▶ TASK DETAILS
Write out each entry again. Keep every word exactly as it is.

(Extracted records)
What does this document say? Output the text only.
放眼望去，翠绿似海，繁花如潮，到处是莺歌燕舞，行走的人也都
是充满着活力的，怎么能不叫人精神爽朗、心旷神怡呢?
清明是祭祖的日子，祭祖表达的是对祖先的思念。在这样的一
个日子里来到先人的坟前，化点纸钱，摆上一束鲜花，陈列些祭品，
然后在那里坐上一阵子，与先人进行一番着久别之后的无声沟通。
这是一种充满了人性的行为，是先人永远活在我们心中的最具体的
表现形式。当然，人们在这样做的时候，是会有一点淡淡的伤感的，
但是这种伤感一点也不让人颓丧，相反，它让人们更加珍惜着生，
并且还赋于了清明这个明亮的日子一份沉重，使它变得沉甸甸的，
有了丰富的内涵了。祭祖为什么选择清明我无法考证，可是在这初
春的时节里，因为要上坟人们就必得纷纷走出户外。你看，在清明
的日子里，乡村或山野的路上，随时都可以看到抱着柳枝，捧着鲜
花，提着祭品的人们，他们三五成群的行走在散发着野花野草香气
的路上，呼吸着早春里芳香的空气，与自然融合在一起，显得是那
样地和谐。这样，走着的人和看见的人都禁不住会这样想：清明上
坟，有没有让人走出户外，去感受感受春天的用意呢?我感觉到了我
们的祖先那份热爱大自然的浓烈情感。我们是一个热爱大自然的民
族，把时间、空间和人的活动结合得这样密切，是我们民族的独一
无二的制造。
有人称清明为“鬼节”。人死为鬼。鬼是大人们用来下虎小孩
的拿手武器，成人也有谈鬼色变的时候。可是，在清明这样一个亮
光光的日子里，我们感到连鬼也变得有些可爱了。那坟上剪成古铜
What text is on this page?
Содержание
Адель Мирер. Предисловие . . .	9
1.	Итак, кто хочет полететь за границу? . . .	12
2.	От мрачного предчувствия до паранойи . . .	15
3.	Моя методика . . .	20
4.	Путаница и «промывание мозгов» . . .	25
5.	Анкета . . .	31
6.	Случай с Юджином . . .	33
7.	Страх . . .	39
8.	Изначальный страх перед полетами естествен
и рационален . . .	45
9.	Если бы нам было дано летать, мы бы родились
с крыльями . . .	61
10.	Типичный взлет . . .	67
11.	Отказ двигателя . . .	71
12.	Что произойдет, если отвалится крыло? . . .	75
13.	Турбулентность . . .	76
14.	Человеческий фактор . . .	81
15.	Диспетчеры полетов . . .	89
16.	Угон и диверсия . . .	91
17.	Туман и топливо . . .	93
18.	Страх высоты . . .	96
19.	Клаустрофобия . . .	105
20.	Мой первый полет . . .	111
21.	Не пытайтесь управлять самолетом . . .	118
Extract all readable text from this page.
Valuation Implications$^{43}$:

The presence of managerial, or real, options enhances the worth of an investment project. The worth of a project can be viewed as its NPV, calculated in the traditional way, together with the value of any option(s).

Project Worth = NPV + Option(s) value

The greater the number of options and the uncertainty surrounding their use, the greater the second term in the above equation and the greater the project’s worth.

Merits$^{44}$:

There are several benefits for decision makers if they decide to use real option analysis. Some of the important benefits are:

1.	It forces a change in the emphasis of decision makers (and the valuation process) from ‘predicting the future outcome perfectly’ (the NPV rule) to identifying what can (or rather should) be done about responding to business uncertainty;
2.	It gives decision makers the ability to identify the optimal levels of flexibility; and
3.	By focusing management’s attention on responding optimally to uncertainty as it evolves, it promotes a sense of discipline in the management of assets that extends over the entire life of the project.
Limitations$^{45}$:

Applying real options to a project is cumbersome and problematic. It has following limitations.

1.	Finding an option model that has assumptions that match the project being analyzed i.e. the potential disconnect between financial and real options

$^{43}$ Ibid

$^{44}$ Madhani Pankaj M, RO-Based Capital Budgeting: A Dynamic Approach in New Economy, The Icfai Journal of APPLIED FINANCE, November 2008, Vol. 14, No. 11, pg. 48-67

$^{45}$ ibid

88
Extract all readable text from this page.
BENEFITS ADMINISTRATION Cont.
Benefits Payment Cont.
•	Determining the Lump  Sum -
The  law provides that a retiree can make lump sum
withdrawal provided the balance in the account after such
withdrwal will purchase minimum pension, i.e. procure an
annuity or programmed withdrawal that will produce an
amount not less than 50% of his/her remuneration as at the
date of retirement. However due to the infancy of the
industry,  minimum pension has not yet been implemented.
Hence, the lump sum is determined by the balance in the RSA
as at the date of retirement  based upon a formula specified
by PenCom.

▶ COMPLETE ANSWER
What does this document say? Output the text only.
放眼望去，翠绿似海，繁花如潮，到处是莺歌燕舞，行走的人也都
是充满着活力的，怎么能不叫人精神爽朗、心旷神怡呢?
清明是祭祖的日子，祭祖表达的是对祖先的思念。在这样的一
个日子里来到先人的坟前，化点纸钱，摆上一束鲜花，陈列些祭品，
然后在那里坐上一阵子，与先人进行一番着久别之后的无声沟通。
这是一种充满了人性的行为，是先人永远活在我们心中的最具体的
表现形式。当然，人们在这样做的时候，是会有一点淡淡的伤感的，
但是这种伤感一点也不让人颓丧，相反，它让人们更加珍惜着生，
并且还赋于了清明这个明亮的日子一份沉重，使它变得沉甸甸的，
有了丰富的内涵了。祭祖为什么选择清明我无法考证，可是在这初
春的时节里，因为要上坟人们就必得纷纷走出户外。你看，在清明
的日子里，乡村或山野的路上，随时都可以看到抱着柳枝，捧着鲜
花，提着祭品的人们，他们三五成群的行走在散发着野花野草香气
的路上，呼吸着早春里芳香的空气，与自然融合在一起，显得是那
样地和谐。这样，走着的人和看见的人都禁不住会这样想：清明上
坟，有没有让人走出户外，去感受感受春天的用意呢?我感觉到了我
们的祖先那份热爱大自然的浓烈情感。我们是一个热爱大自然的民
族，把时间、空间和人的活动结合得这样密切，是我们民族的独一
无二的制造。
有人称清明为“鬼节”。人死为鬼。鬼是大人们用来下虎小孩
的拿手武器，成人也有谈鬼色变的时候。可是，在清明这样一个亮
光光的日子里，我们感到连鬼也变得有些可爱了。那坟上剪成古铜
What text is on this page?
Содержание
Адель Мирер. Предисловие . . .	9
1.	Итак, кто хочет полететь за границу? . . .	12
2.	От мрачного предчувствия до паранойи . . .	15
3.	Моя методика . . .	20
4.	Путаница и «промывание мозгов» . . .	25
5.	Анкета . . .	31
6.	Случай с Юджином . . .	33
7.	Страх . . .	39
8.	Изначальный страх перед полетами естествен
и рационален . . .	45
9.	Если бы нам было дано летать, мы бы родились
с крыльями . . .	61
10.	Типичный взлет . . .	67
11.	Отказ двигателя . . .	71
12.	Что произойдет, если отвалится крыло? . . .	75
13.	Турбулентность . . .	76
14.	Человеческий фактор . . .	81
15.	Диспетчеры полетов . . .	89
16.	Угон и диверсия . . .	91
17.	Туман и топливо . . .	93
18.	Страх высоты . . .	96
19.	Клаустрофобия . . .	105
20.	Мой первый полет . . .	111
21.	Не пытайтесь управлять самолетом . . .	118
Extract all readable text from this page.
Valuation Implications$^{43}$:

The presence of managerial, or real, options enhances the worth of an investment project. The worth of a project can be viewed as its NPV, calculated in the traditional way, together with the value of any option(s).

Project Worth = NPV + Option(s) value

The greater the number of options and the uncertainty surrounding their use, the greater the second term in the above equation and the greater the project’s worth.

Merits$^{44}$:

There are several benefits for decision makers if they decide to use real option analysis. Some of the important benefits are:

1.	It forces a change in the emphasis of decision makers (and the valuation process) from ‘predicting the future outcome perfectly’ (the NPV rule) to identifying what can (or rather should) be done about responding to business uncertainty;
2.	It gives decision makers the ability to identify the optimal levels of flexibility; and
3.	By focusing management’s attention on responding optimally to uncertainty as it evolves, it promotes a sense of discipline in the management of assets that extends over the entire life of the project.
Limitations$^{45}$:

Applying real options to a project is cumbersome and problematic. It has following limitations.

1.	Finding an option model that has assumptions that match the project being analyzed i.e. the potential disconnect between financial and real options

$^{43}$ Ibid

$^{44}$ Madhani Pankaj M, RO-Based Capital Budgeting: A Dynamic Approach in New Economy, The Icfai Journal of APPLIED FINANCE, November 2008, Vol. 14, No. 11, pg. 48-67

$^{45}$ ibid

88
Extract all readable text from this page.
BENEFITS ADMINISTRATION Cont.
Benefits Payment Cont.
•	Determining the Lump  Sum -
The  law provides that a retiree can make lump sum
withdrawal provided the balance in the account after such
withdrwal will purchase minimum pension, i.e. procure an
annuity or programmed withdrawal that will produce an
amount not less than 50% of his/her remuneration as at the
date of retirement. However due to the infancy of the
industry,  minimum pension has not yet been implemented.
Hence, the lump sum is determined by the balance in the RSA
as at the date of retirement  based upon a formula specified
by PenCom.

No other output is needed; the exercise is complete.